• INSTRUCTION
Quote all of the data that follows exactly as written, skipping the images.

• Extracted data entries
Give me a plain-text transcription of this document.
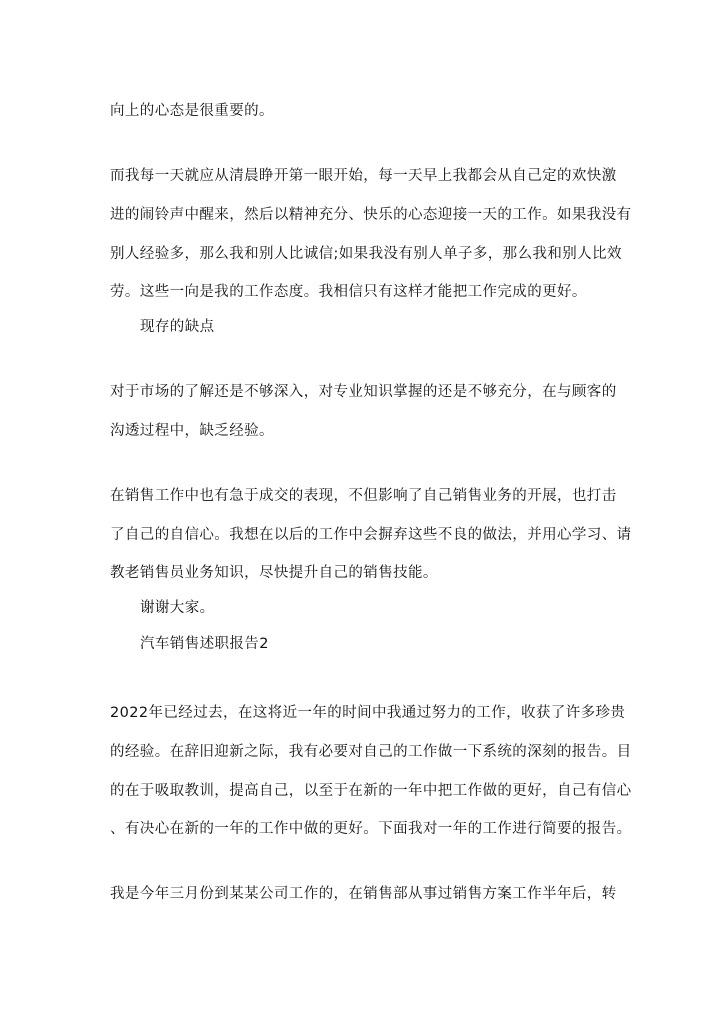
向上的心态是很重要的。
而我每一天就应从清晨睁开第一眼开始，每一天早上我都会从自己定的欢快激
进的闹铃声中醒来，然后以精神充分、快乐的心态迎接一天的工作。如果我没有
别人经验多，那么我和别人比诚信;如果我没有别人单子多，那么我和别人比效
劳。这些一向是我的工作态度。我相信只有这样才能把工作完成的更好。
现存的缺点
对于市场的了解还是不够深入，对专业知识掌握的还是不够充分，在与顾客的
沟透过程中，缺乏经验。
在销售工作中也有急于成交的表现，不但影响了自己销售业务的开展，也打击
了自己的自信心。我想在以后的工作中会摒弃这些不良的做法，并用心学习、请
教老销售员业务知识，尽快提升自己的销售技能。
谢谢大家。
汽车销售述职报告2
2022年已经过去，在这将近一年的时间中我通过努力的工作，收获了许多珍贵
的经验。在辞旧迎新之际，我有必要对自己的工作做一下系统的深刻的报告。目
的在于吸取教训，提高自己，以至于在新的一年中把工作做的更好，自己有信心
、有决心在新的一年的工作中做的更好。下面我对一年的工作进行简要的报告。
我是今年三月份到某某公司工作的，在销售部从事过销售方案工作半年后，转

• WORKED SOLUTION
Give me a plain-text transcription of this document.
向上的心态是很重要的。
而我每一天就应从清晨睁开第一眼开始，每一天早上我都会从自己定的欢快激
进的闹铃声中醒来，然后以精神充分、快乐的心态迎接一天的工作。如果我没有
别人经验多，那么我和别人比诚信;如果我没有别人单子多，那么我和别人比效
劳。这些一向是我的工作态度。我相信只有这样才能把工作完成的更好。
现存的缺点
对于市场的了解还是不够深入，对专业知识掌握的还是不够充分，在与顾客的
沟透过程中，缺乏经验。
在销售工作中也有急于成交的表现，不但影响了自己销售业务的开展，也打击
了自己的自信心。我想在以后的工作中会摒弃这些不良的做法，并用心学习、请
教老销售员业务知识，尽快提升自己的销售技能。
谢谢大家。
汽车销售述职报告2
2022年已经过去，在这将近一年的时间中我通过努力的工作，收获了许多珍贵
的经验。在辞旧迎新之际，我有必要对自己的工作做一下系统的深刻的报告。目
的在于吸取教训，提高自己，以至于在新的一年中把工作做的更好，自己有信心
、有决心在新的一年的工作中做的更好。下面我对一年的工作进行简要的报告。
我是今年三月份到某某公司工作的，在销售部从事过销售方案工作半年后，转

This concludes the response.